# Data section

+ + + + +

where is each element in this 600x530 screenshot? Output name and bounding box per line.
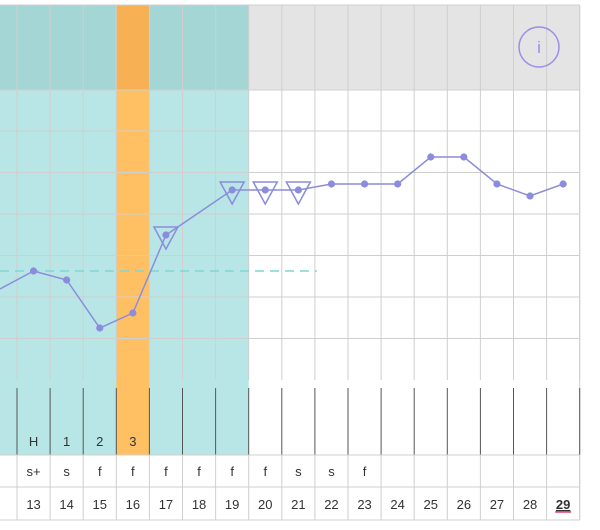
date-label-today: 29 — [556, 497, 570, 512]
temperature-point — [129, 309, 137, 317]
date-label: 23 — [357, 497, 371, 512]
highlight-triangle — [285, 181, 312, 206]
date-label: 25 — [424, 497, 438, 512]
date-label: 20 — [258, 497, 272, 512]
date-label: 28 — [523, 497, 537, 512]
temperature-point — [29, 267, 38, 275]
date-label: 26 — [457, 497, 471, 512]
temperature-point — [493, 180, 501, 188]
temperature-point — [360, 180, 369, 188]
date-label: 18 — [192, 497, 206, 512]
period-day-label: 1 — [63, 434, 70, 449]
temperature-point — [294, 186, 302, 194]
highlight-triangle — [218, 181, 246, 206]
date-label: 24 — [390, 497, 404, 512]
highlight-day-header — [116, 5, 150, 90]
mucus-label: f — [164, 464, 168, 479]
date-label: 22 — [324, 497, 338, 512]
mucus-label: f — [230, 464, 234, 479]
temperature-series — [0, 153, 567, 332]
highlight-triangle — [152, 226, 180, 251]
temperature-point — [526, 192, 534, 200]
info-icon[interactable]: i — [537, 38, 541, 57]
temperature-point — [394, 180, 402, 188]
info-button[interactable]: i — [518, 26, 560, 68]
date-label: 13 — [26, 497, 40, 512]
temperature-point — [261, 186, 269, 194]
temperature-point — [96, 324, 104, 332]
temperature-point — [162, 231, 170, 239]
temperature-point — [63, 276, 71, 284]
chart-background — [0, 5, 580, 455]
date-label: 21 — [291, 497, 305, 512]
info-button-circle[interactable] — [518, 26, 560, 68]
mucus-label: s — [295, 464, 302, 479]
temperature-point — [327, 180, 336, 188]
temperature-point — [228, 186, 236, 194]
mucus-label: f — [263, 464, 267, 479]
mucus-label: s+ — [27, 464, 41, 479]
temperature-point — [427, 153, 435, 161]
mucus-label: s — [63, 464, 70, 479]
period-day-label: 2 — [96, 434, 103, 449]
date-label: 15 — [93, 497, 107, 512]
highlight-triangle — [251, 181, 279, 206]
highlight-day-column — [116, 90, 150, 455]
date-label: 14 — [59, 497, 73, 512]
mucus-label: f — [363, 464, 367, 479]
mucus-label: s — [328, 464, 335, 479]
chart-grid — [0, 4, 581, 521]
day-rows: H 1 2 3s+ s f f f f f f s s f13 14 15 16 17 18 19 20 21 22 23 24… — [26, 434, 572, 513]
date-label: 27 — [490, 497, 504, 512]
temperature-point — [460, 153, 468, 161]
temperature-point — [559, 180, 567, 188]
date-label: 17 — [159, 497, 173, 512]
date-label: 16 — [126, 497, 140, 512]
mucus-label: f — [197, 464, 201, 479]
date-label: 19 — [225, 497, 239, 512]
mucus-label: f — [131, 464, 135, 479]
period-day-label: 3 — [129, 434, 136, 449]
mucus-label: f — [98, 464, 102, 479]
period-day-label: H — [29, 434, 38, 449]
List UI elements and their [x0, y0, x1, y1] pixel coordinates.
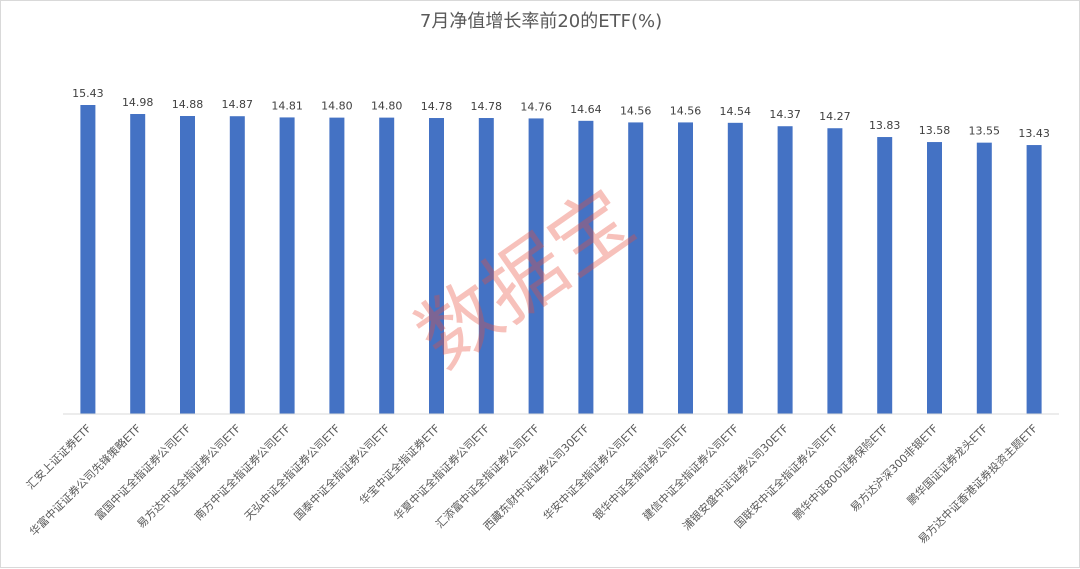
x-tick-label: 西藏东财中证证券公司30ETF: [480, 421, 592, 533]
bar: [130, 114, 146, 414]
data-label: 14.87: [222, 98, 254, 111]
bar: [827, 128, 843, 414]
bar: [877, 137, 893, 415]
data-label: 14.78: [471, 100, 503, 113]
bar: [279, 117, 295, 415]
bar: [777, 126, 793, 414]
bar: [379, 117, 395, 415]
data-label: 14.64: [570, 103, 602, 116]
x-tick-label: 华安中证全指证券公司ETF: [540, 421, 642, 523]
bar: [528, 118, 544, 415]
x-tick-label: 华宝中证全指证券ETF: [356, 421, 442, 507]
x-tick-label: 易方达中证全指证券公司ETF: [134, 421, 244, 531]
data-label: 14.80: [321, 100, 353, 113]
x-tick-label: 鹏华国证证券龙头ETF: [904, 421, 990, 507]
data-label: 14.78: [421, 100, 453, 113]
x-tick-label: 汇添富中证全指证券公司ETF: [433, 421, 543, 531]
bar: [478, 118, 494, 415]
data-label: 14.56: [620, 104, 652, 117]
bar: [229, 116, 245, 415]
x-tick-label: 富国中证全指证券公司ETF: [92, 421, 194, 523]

+ + + + +

# Task prompt
Show every line above that contains the string "button", matching case exactly.

# Finished answer
info-button[interactable]: i — [518, 26, 560, 68]
info-button-circle[interactable] — [518, 26, 560, 68]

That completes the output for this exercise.